Huayu: Advanced Real-Time Precipitation Estimation from Geostationary Satellite

Abstract

As climate change drives increased frequency and intensity of extreme precipitation and flooding worldwide, posing escalating threats to public safety and economic assets, accurate and real-time satellite-based precipitation estimation is essential for operational large-scale hydrometeorological analysis and disaster monitoring. NASA's Integrated Multi-satellitE Retrievals for GPM (IMERG Final Run) combines information from "all" satellite microwave observations with gauge correction and climatological adjustment to produce precipitation estimates at 0.1° spatial and 30-min temporal resolution. However, its latency of approximately 3.5 months restricts its utility for real-time applications, despite outperforming mainstream satellite precipitation datasets in representing rainfall patterns and variability. We present Huayu, a novel machine learning-based real-time satellite precipitation retrieval system that relies solely on infrared observations from the FengYun-4B geostationary satellite to provide a more accurate precipitation estimate at a finer spatiotemporal resolution (15 min, 0.05°) over a 120° by 120° domain. Performance evaluations demonstrate that Huayu achieves strong consistency with rain gauge observations, yielding a critical success index (CSI) of 0.693 - representing a 3.43% improvement over IMERG Final Run (CSI: 0.670). Experimental results confirm that infrared satellite observations can deliver more accurate precipitation estimates than conventional multi-source algorithms.

Paper Structure

This paper contains 20 sections, 7 equations, 12 figures, 4 tables.

Figures (12)

  • Figure 1: Huayu system versus conventional approaches. The Huayu real-time system provides high-resolution, low-latency precipitation estimates, overcoming the limited coverage and high latency of conventional observation and assimilation methods.

### SOURCE INFORMATION
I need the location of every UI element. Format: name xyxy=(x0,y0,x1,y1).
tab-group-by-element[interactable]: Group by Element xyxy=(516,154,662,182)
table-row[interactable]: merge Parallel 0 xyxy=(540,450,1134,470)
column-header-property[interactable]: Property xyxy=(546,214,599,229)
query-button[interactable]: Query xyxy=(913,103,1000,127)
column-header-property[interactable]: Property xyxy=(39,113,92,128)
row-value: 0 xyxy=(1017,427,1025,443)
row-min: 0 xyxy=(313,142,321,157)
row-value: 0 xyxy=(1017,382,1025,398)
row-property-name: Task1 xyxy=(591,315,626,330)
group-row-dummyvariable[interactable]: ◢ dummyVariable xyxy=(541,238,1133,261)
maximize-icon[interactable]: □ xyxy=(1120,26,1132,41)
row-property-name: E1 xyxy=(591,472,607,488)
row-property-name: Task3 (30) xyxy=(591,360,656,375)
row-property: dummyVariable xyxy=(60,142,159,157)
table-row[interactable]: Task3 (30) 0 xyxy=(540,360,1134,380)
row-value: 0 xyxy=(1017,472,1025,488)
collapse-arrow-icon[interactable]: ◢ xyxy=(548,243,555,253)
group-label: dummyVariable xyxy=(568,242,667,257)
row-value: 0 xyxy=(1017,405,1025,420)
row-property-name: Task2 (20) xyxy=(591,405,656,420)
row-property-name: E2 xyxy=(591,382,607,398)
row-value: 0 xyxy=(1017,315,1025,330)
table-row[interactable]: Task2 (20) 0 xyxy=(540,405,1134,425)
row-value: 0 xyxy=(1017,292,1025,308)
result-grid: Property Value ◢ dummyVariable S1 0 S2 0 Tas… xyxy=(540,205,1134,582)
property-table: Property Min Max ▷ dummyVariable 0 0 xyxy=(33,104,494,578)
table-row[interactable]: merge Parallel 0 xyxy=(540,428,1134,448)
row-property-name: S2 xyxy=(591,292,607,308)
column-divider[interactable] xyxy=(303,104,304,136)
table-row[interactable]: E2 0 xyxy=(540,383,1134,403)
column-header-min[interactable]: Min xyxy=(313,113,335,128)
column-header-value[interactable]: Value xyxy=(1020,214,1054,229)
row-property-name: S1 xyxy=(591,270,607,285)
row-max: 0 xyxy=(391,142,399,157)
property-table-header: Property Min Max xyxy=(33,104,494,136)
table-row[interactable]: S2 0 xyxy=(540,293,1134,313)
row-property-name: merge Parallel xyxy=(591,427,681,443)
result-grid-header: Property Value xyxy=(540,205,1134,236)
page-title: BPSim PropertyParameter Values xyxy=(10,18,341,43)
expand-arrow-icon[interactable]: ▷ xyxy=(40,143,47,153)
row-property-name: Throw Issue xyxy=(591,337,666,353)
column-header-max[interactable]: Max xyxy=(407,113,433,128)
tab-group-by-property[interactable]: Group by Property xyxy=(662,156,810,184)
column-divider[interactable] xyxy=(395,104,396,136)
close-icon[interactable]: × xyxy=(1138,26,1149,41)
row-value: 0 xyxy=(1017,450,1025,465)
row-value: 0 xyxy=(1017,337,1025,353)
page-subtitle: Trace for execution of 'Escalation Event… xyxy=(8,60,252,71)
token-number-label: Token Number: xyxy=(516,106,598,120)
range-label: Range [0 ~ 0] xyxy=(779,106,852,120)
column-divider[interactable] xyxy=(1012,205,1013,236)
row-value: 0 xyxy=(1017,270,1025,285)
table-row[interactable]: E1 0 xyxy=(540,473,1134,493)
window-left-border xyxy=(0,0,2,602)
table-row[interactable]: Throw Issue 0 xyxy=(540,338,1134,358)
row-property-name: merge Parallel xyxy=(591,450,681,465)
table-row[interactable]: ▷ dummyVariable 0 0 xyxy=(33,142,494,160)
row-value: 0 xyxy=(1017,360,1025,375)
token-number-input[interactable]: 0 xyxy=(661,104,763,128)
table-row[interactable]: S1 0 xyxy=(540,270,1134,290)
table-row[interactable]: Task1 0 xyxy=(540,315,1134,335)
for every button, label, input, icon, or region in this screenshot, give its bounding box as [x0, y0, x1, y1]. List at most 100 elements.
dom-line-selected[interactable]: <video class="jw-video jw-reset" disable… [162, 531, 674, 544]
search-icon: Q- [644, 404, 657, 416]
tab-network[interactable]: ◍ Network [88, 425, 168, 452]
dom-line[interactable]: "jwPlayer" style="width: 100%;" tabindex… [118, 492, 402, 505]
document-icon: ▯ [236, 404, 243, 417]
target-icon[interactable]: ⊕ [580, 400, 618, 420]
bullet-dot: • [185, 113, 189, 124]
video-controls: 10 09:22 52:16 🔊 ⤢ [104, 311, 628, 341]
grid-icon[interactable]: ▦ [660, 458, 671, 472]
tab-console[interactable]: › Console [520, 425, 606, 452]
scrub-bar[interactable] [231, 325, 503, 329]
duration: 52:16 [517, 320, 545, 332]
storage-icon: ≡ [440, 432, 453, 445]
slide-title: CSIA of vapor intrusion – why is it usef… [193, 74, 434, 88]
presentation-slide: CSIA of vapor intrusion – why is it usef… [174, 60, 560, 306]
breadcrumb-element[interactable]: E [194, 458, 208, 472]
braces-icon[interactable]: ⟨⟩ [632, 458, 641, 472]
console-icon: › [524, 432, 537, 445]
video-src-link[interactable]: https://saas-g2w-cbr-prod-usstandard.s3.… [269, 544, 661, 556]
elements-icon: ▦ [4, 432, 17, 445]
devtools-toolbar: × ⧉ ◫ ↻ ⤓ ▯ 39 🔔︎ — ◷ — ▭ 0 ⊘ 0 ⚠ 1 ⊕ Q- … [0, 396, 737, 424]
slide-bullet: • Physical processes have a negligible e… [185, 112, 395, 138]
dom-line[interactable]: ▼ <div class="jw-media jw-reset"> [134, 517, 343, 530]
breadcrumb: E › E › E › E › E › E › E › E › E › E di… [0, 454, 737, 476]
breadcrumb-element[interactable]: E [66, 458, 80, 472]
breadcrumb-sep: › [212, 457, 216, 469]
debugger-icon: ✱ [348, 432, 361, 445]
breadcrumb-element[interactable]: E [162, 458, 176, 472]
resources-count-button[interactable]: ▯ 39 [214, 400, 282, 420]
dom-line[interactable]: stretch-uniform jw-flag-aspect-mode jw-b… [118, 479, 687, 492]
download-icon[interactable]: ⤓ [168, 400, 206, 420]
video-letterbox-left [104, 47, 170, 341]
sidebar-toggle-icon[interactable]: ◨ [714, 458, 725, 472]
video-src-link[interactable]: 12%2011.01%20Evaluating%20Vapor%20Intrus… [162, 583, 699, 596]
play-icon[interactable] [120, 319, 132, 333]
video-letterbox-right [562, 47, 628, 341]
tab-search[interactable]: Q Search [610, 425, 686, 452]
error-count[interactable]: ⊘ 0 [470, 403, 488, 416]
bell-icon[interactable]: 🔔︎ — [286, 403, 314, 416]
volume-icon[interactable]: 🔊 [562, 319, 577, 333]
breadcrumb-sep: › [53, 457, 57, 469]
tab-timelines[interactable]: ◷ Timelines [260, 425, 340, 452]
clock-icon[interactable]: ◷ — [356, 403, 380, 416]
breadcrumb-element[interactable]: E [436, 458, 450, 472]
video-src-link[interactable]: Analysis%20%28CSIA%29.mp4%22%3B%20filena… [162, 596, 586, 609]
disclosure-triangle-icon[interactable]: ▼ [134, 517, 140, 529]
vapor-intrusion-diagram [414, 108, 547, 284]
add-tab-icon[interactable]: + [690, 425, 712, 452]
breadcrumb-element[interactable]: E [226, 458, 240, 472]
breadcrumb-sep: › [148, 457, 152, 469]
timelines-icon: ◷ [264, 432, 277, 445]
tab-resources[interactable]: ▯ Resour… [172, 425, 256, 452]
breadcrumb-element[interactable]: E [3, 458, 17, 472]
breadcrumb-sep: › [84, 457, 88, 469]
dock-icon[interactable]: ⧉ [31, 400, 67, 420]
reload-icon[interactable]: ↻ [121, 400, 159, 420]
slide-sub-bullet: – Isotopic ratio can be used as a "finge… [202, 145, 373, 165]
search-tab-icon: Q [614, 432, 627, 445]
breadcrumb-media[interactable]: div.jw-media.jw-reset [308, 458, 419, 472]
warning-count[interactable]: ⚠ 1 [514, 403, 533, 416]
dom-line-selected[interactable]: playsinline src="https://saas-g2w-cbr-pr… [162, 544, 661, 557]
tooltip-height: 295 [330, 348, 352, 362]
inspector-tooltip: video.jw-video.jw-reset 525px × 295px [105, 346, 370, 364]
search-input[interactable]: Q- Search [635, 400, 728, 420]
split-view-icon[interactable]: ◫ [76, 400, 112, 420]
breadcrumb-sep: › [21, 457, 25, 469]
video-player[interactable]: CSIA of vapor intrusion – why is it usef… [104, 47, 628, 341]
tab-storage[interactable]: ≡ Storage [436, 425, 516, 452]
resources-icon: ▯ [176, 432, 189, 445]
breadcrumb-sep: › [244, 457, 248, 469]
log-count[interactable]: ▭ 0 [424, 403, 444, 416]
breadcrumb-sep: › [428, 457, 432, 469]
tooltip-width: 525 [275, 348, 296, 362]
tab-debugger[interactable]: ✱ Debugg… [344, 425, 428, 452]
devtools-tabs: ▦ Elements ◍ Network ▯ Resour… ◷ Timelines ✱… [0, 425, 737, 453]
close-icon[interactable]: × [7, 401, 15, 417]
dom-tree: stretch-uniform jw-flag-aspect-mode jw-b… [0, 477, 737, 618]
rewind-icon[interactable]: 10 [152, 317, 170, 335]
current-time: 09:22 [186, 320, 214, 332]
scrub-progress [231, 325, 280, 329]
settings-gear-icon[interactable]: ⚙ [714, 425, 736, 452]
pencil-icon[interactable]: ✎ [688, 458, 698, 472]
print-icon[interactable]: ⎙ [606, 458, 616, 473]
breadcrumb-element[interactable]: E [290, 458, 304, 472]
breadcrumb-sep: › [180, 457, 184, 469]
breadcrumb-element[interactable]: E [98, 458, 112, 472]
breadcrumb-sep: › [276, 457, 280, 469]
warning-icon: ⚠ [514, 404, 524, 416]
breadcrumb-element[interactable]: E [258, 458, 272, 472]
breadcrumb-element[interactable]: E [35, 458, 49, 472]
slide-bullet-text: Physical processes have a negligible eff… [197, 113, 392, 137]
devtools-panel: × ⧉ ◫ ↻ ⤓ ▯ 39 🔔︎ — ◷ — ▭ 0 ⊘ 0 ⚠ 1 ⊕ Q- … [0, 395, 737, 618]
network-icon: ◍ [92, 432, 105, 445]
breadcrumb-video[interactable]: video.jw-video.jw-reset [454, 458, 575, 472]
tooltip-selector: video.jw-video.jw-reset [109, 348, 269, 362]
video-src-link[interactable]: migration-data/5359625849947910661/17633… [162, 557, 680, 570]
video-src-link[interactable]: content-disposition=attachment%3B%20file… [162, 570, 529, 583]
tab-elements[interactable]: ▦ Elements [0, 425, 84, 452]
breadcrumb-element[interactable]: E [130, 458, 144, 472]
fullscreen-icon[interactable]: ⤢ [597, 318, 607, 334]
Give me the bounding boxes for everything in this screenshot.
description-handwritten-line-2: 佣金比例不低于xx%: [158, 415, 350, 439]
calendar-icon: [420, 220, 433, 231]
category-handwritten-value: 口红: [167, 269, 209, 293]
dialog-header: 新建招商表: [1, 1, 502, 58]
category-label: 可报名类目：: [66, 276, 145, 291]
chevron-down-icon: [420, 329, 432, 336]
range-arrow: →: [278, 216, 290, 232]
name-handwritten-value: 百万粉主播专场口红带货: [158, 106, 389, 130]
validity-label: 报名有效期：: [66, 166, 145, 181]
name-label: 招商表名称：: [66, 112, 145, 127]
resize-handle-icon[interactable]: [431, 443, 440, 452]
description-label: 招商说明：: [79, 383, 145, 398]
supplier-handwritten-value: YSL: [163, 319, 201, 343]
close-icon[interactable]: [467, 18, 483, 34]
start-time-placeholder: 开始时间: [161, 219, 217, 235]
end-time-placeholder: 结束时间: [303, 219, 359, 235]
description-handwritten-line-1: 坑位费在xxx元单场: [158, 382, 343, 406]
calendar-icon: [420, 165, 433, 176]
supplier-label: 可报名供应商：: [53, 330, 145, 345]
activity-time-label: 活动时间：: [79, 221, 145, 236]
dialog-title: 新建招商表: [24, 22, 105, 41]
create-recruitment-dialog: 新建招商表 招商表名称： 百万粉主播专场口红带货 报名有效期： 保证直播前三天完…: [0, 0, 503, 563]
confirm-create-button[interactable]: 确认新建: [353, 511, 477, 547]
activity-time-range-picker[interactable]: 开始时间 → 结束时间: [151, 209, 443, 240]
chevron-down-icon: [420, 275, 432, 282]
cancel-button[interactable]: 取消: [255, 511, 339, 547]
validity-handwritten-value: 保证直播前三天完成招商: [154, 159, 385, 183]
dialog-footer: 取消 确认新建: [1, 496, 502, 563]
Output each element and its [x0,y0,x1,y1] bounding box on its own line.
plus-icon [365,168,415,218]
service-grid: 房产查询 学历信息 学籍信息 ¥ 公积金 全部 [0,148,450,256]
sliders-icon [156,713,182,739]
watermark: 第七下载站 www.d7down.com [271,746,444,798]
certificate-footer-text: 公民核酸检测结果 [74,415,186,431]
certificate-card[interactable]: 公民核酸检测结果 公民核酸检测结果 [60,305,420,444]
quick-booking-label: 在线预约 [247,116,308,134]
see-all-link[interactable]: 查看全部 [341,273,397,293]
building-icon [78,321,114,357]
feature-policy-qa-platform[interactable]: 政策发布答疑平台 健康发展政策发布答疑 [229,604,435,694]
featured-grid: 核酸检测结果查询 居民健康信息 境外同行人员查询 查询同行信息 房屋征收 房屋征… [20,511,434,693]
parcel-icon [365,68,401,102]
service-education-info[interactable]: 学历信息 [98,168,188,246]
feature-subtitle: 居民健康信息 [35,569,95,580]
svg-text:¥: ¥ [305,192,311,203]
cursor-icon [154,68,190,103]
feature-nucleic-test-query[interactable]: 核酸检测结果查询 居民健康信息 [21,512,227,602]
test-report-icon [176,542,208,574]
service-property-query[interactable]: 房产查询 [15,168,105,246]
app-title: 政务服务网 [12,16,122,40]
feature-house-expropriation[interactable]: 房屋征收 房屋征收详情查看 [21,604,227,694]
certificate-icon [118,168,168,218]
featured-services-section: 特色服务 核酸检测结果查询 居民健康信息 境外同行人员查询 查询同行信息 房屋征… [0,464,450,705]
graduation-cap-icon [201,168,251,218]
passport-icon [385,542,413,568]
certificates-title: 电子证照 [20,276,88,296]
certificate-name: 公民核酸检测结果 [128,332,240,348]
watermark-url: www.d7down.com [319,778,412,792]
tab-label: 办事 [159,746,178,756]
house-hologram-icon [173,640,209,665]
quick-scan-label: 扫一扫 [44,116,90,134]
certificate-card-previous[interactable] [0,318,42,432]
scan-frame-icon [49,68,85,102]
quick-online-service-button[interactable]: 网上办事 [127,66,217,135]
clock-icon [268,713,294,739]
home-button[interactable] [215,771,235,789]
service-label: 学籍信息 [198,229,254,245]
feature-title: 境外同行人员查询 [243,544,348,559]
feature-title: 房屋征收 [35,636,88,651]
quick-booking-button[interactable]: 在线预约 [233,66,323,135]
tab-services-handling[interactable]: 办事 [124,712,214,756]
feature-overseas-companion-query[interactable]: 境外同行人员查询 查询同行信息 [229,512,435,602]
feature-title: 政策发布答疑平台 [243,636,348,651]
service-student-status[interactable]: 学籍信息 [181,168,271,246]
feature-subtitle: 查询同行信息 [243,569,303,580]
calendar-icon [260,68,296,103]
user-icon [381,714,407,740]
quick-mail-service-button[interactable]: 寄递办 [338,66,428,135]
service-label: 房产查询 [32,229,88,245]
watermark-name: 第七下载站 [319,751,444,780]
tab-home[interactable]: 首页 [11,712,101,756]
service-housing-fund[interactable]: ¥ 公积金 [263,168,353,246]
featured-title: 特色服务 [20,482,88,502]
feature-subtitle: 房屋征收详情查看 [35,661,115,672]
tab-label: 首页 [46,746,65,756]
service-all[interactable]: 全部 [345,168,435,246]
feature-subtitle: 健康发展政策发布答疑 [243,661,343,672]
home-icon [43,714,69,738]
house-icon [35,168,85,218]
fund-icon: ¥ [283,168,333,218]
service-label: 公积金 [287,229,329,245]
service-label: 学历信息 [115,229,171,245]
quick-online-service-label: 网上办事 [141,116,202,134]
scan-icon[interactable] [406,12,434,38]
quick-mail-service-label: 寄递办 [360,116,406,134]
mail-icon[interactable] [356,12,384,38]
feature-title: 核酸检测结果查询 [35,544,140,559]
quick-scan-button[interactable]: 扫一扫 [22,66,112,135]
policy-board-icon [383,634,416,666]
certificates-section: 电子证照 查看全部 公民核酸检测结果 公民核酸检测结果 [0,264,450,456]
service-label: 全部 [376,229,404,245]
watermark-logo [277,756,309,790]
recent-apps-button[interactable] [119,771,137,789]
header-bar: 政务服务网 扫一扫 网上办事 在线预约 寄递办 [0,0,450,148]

### BRIEF 1
In the Huayu text, what critical success index does Huayu achieve against rain gauge observations?
### BRIEF 2
Reproduce the Huayu text between "Paper Structure" and "and assimilation methods.", inclusive.
### BRIEF 3
Continue the Huayu text from the point where it stops.

### RESPONSE BOX 1
0.693

### RESPONSE BOX 2
Paper Structure

This paper contains 20 sections, 7 equations, 12 figures, 4 tables.

Figures (12)

  • Figure 1: Huayu system versus conventional approaches. The Huayu real-time system provides high-resolution, low-latency precipitation estimates, overcoming the limited coverage and high latency of conventional observation and assimilation methods.

### RESPONSE BOX 3
  • Figure 2: Distribution of HadISD stations and evaluation metrics for Huayu precipitation estimates: (a) Critical Success Index (CSI), (b) Probability of Detection (POD), (c) False Alarm Ratio (FAR), (d) Accuracy (ACC), and (e) Pearson Correlation Coefficient (CC). Validation was conducted using data from 444 HadISD stations during July-December 2022. The analysis domain (red region) is centered at 133°E, corresponding to the nominal field for the FY-4B satellite. Note that the domain was repositioned to 105°E beginning 31 January 2024 (see Appendix Fig. \ref{['fig:region']}). A total of 9,961 stations (shown as small blue dots) were excluded from analysis for being outside the study area or lacking valid observational data. All five evaluated metrics demonstrate consistently strong and coherent spatial performance.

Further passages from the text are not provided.